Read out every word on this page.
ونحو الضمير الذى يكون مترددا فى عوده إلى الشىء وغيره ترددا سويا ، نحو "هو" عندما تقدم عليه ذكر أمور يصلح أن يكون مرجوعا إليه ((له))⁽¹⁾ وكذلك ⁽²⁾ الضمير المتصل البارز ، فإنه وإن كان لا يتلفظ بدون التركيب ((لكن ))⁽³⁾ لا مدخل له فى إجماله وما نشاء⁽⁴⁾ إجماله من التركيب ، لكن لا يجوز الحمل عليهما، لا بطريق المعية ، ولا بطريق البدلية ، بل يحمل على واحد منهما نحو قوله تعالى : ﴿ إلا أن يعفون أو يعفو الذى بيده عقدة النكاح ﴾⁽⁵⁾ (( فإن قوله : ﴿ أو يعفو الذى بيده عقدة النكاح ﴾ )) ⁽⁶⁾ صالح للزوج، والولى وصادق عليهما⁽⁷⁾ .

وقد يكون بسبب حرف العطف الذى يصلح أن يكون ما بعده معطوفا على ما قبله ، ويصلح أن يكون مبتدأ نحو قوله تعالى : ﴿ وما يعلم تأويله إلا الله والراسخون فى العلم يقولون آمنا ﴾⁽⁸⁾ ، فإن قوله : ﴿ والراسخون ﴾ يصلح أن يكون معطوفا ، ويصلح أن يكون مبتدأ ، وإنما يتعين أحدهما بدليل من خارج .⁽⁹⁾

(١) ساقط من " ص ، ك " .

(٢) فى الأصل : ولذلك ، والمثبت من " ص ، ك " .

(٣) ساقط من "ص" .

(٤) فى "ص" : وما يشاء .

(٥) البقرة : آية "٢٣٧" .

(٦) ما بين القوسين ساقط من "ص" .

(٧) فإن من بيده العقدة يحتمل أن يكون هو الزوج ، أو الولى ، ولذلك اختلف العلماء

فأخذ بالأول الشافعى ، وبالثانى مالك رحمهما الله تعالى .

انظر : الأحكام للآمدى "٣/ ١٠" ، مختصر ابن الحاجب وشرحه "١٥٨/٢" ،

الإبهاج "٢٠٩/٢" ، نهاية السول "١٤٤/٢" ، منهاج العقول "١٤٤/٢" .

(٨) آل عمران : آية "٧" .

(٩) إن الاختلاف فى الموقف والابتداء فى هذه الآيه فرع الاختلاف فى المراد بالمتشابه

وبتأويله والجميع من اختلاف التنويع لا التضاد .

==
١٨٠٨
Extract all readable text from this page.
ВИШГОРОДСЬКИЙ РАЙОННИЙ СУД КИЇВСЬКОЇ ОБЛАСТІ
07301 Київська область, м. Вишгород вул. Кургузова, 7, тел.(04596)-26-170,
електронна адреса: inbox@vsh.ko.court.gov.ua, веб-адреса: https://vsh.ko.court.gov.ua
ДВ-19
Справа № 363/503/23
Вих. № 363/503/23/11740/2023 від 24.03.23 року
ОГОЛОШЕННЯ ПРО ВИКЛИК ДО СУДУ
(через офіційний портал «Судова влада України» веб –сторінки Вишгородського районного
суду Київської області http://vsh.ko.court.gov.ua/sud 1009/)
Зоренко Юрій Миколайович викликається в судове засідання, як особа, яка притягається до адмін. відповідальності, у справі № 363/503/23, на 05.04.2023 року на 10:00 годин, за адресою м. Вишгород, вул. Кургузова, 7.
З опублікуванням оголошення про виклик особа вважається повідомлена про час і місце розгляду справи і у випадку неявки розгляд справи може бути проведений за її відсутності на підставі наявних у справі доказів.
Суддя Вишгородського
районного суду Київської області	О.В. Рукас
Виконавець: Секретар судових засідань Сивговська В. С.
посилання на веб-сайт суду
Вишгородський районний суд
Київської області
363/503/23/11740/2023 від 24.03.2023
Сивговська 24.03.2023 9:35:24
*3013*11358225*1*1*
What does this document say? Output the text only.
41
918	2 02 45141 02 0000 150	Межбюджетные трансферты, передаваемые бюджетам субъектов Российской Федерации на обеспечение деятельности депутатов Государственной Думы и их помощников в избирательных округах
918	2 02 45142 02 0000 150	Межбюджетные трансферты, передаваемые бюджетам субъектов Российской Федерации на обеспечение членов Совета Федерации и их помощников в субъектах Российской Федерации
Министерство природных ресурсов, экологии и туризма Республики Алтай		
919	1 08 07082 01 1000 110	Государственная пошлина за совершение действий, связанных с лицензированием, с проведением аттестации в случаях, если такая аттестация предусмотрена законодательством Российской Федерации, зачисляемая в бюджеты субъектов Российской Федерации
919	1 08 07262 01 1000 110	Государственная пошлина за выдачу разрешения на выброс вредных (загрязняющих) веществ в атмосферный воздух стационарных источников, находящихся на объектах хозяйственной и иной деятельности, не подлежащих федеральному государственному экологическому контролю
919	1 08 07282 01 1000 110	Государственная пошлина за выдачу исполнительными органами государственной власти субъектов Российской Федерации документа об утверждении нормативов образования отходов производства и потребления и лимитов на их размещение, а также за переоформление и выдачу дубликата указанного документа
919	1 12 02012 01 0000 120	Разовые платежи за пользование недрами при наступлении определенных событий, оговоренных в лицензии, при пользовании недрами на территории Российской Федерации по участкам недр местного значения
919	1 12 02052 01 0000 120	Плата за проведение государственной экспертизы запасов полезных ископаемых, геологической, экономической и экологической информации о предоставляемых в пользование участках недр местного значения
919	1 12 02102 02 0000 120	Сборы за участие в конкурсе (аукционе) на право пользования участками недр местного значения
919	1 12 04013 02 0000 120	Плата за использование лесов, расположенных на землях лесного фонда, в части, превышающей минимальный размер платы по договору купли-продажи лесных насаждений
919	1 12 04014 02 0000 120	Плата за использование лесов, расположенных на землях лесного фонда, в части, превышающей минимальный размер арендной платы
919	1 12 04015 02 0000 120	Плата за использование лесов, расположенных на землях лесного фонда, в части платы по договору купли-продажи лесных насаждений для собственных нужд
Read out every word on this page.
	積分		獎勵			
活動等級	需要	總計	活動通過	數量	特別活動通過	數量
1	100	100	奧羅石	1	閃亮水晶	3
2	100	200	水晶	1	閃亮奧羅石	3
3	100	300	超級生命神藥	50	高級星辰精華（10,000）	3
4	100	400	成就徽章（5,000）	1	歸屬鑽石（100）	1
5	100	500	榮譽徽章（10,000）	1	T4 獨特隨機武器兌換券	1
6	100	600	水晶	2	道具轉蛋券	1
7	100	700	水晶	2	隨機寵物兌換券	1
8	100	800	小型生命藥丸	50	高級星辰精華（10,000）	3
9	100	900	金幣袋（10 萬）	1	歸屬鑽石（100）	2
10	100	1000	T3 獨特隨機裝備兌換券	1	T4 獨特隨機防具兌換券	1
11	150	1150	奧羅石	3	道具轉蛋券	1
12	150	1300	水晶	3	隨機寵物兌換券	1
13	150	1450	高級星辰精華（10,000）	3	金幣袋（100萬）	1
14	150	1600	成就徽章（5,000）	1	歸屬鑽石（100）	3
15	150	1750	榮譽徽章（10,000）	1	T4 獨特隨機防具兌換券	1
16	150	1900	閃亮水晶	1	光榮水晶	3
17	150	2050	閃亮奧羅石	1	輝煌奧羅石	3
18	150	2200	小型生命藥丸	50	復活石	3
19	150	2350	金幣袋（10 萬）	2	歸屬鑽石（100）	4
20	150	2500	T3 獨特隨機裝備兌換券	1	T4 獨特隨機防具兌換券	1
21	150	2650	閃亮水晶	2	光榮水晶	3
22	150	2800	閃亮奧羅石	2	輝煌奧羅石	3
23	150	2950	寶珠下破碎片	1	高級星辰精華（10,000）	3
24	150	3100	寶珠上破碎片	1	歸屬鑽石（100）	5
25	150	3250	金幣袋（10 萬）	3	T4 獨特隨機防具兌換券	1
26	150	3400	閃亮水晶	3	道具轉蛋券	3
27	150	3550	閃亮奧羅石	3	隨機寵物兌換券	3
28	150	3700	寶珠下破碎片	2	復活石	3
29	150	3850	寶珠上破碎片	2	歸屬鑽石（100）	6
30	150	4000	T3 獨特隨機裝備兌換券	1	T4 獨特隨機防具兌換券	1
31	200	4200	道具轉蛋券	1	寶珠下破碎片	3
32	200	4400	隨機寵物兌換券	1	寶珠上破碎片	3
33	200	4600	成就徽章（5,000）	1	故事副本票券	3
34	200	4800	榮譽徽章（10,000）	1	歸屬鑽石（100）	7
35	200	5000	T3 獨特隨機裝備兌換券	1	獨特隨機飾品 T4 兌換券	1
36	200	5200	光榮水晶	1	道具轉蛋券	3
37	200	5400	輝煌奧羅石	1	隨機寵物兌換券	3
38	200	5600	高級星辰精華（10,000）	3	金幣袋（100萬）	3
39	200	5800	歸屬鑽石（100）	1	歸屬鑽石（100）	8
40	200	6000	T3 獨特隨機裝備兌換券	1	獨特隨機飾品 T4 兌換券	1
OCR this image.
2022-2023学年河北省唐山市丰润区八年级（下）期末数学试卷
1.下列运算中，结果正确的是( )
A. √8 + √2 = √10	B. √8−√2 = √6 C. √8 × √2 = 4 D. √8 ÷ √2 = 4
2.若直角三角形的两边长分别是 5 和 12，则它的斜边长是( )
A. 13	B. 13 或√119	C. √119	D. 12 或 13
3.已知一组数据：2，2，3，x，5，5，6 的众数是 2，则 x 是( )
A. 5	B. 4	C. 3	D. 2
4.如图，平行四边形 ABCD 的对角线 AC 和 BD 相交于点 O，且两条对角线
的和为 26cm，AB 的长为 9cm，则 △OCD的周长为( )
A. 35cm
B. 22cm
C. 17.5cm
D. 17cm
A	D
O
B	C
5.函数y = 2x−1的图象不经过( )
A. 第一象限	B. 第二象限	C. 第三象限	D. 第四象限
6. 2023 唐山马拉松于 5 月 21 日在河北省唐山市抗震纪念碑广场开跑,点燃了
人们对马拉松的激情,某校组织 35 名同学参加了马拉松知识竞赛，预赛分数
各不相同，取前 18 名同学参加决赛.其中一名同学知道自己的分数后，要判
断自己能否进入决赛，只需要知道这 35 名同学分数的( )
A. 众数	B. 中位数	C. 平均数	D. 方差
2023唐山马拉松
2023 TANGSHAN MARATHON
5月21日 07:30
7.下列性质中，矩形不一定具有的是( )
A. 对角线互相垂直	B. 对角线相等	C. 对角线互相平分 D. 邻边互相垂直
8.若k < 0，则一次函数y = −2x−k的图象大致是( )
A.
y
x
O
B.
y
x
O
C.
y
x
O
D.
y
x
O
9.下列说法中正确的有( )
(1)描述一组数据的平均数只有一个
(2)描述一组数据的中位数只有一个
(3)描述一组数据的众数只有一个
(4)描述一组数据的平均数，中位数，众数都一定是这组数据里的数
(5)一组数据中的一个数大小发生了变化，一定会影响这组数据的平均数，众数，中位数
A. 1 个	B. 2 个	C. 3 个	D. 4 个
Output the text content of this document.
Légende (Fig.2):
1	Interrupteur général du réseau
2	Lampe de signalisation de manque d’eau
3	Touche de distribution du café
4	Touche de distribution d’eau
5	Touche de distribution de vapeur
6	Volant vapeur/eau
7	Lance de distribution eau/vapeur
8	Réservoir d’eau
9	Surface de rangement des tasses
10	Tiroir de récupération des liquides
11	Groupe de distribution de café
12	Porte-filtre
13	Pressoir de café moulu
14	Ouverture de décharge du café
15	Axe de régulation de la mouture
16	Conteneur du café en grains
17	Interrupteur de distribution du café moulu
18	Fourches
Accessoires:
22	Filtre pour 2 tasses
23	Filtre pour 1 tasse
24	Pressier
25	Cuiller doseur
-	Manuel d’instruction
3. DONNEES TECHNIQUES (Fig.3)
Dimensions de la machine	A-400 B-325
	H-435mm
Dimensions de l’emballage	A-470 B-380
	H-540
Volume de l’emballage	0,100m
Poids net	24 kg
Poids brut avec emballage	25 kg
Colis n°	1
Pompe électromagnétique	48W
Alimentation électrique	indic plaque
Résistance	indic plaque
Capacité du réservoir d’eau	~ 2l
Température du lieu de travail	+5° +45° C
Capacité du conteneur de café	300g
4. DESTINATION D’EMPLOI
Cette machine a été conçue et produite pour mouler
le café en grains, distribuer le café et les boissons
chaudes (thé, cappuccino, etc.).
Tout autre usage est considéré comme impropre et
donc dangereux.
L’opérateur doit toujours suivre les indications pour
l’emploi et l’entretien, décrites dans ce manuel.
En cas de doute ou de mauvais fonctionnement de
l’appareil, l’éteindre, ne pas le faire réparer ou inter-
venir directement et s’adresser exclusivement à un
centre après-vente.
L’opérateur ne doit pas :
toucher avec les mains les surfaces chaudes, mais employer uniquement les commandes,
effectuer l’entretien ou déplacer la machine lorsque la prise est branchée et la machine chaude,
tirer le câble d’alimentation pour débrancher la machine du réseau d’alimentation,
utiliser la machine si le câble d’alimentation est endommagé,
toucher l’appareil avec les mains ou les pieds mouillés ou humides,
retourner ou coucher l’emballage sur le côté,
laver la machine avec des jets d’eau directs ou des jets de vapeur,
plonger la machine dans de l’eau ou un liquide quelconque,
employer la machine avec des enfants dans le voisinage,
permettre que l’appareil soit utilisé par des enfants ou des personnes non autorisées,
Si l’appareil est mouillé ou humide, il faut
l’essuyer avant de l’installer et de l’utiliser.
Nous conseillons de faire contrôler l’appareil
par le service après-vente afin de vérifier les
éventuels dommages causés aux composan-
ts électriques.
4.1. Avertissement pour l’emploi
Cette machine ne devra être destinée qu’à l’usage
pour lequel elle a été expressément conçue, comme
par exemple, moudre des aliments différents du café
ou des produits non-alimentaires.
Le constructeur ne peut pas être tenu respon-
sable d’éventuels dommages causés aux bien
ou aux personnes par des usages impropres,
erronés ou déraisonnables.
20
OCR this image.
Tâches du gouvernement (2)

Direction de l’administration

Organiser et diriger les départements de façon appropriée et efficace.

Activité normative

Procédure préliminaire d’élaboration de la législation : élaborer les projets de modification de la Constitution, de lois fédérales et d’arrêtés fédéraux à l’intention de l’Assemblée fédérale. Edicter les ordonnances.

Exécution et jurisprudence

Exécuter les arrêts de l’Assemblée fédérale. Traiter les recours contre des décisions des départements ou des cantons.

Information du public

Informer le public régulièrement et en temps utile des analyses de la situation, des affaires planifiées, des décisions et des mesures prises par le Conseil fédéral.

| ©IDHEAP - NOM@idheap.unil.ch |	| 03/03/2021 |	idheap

[Directive]
Collect each line holding the string "tasses".

[Response]
9	Surface de rangement des tasses
22	Filtre pour 2 tasses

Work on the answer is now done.